> What you have to do
All lines in the data bearing the string "this" should be identified and copied.

(Dataset excerpts)
▼

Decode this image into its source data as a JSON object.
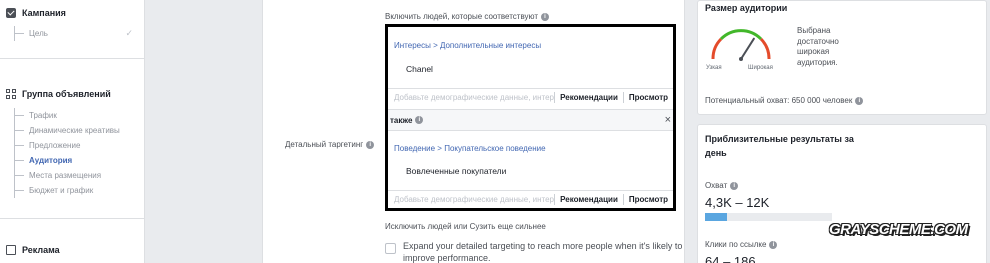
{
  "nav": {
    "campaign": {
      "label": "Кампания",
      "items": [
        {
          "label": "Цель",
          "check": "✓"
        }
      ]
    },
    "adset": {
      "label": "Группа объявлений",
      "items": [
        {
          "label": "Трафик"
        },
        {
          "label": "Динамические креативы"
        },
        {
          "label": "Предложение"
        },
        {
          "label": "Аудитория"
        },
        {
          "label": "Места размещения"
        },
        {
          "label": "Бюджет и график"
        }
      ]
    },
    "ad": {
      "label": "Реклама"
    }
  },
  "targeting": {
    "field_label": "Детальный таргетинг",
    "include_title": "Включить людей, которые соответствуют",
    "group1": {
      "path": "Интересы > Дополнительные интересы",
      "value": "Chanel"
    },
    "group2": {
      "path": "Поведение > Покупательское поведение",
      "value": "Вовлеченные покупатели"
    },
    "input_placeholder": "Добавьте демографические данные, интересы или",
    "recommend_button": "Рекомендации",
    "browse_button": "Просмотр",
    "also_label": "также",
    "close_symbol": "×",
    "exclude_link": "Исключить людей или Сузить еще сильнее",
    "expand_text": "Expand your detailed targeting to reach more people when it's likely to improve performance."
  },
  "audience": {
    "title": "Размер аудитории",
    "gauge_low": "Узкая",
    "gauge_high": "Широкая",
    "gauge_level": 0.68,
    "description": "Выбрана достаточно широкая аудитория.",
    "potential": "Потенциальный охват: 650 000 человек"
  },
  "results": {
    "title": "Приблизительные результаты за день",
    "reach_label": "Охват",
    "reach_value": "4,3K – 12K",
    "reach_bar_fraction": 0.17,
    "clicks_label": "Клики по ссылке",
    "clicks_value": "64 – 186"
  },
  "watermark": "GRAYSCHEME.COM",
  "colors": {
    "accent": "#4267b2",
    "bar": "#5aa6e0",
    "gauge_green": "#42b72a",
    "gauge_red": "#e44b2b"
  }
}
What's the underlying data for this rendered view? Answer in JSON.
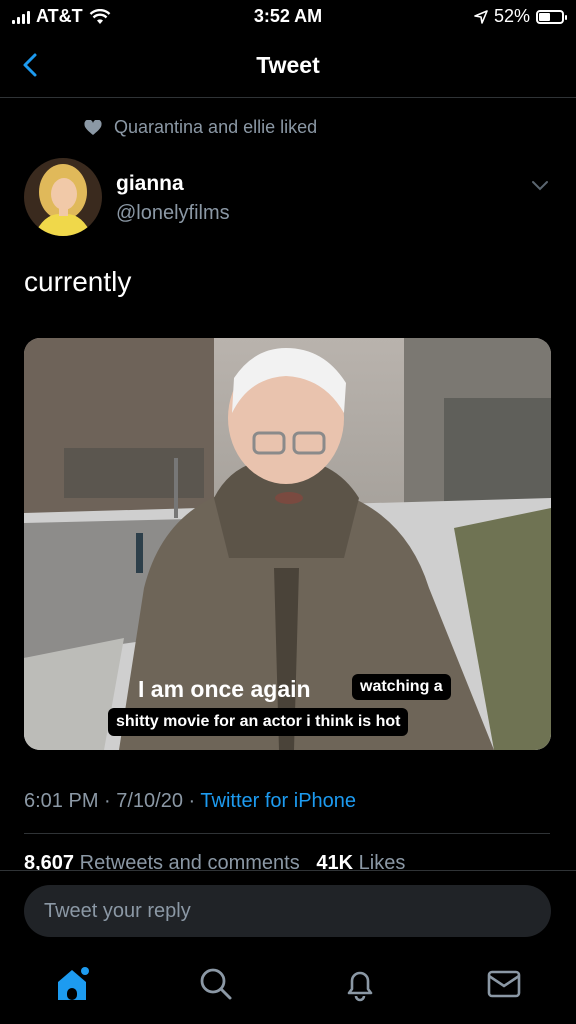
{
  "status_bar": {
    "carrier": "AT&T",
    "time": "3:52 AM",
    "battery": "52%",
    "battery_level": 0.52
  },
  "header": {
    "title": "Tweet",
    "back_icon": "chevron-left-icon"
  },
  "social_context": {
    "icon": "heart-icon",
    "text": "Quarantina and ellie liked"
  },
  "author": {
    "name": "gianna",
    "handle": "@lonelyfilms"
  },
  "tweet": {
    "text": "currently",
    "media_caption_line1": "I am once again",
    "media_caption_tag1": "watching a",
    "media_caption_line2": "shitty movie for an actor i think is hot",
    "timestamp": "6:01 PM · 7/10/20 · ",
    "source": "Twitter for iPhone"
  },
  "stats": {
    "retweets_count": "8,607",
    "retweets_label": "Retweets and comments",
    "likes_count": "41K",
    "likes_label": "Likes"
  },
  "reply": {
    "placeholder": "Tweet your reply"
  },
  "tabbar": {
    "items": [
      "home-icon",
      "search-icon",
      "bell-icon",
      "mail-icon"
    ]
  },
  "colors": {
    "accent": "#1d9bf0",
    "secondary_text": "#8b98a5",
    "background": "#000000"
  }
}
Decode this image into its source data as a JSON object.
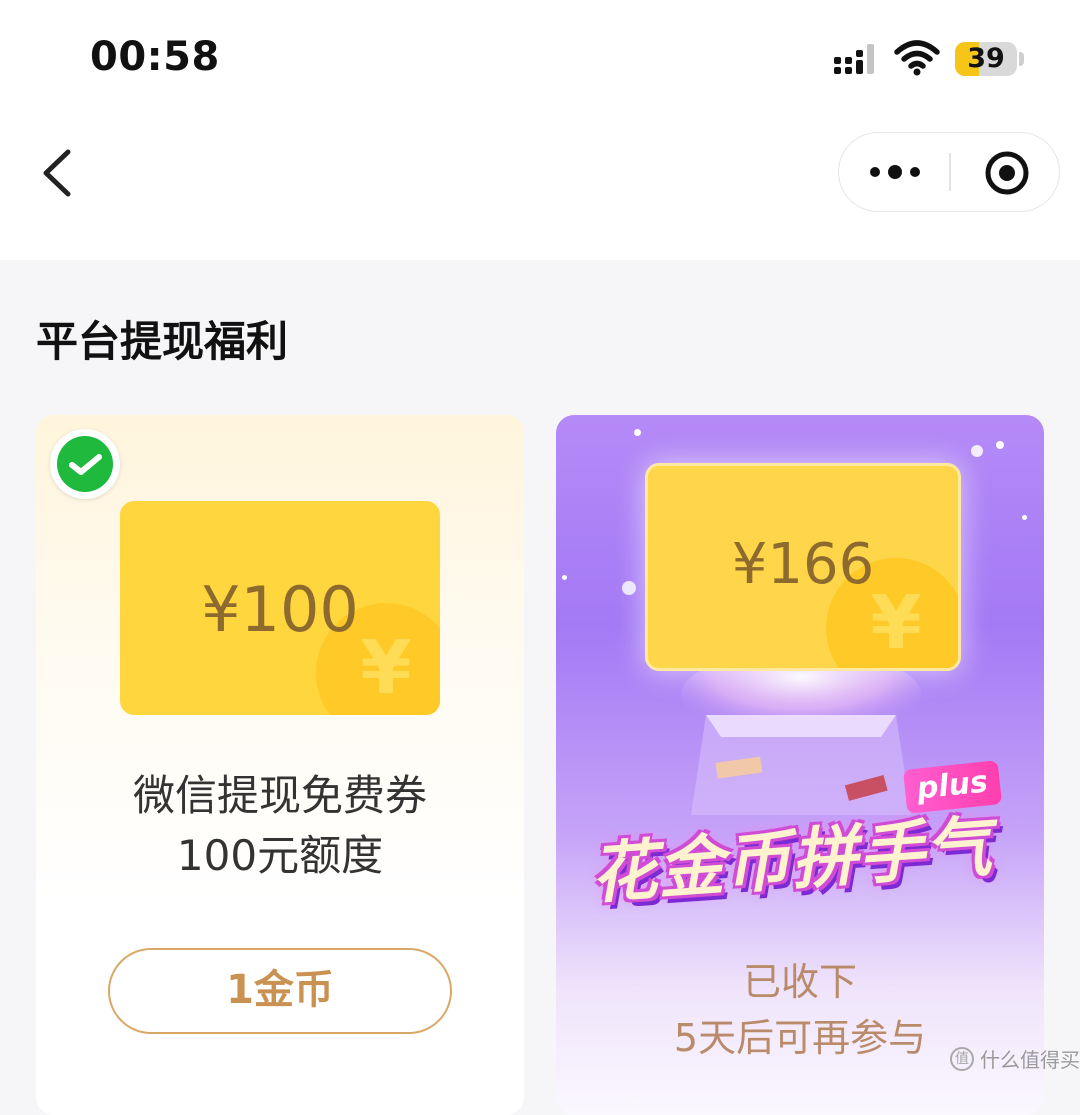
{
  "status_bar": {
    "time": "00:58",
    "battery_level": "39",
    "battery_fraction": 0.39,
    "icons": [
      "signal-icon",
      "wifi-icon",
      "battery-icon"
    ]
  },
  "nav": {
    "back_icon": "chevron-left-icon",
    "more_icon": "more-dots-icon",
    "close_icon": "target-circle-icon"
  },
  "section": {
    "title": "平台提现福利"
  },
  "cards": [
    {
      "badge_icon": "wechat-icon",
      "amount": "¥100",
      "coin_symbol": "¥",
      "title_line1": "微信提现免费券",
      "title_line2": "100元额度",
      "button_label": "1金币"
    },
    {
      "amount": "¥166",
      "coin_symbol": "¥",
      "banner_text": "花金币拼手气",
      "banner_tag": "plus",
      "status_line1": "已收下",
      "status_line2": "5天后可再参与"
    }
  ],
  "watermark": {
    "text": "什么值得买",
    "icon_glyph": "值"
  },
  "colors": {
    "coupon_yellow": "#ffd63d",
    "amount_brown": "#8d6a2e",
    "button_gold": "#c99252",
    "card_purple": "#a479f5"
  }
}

▲
▼

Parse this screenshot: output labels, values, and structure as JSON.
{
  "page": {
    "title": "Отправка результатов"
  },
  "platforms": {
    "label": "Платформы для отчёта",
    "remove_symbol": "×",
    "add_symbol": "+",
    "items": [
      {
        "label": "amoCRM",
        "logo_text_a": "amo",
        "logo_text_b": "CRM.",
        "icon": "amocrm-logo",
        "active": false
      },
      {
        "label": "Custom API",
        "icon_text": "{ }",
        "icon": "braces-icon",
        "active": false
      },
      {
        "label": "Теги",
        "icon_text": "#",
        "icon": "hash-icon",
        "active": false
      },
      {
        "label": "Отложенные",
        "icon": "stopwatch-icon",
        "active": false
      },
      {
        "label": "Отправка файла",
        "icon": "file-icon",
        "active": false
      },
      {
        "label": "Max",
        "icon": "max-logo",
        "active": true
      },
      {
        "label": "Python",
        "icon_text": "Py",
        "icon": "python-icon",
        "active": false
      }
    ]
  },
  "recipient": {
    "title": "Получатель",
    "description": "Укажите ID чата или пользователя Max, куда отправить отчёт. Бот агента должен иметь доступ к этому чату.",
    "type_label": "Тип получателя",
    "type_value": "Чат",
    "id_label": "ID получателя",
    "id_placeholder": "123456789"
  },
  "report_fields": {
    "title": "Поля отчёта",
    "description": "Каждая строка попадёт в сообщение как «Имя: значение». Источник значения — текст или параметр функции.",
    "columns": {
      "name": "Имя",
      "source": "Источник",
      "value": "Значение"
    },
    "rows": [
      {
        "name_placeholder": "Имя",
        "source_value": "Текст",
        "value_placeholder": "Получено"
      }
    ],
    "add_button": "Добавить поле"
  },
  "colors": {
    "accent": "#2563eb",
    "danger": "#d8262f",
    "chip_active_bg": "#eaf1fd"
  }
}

▲

> Full solution
Decode this image into its source data as a JSON object.
What's the underlying data for this rendered view? Answer in JSON.
Decode this image into its source data as a JSON object.
Parse this screenshot: output labels, values, and structure as JSON.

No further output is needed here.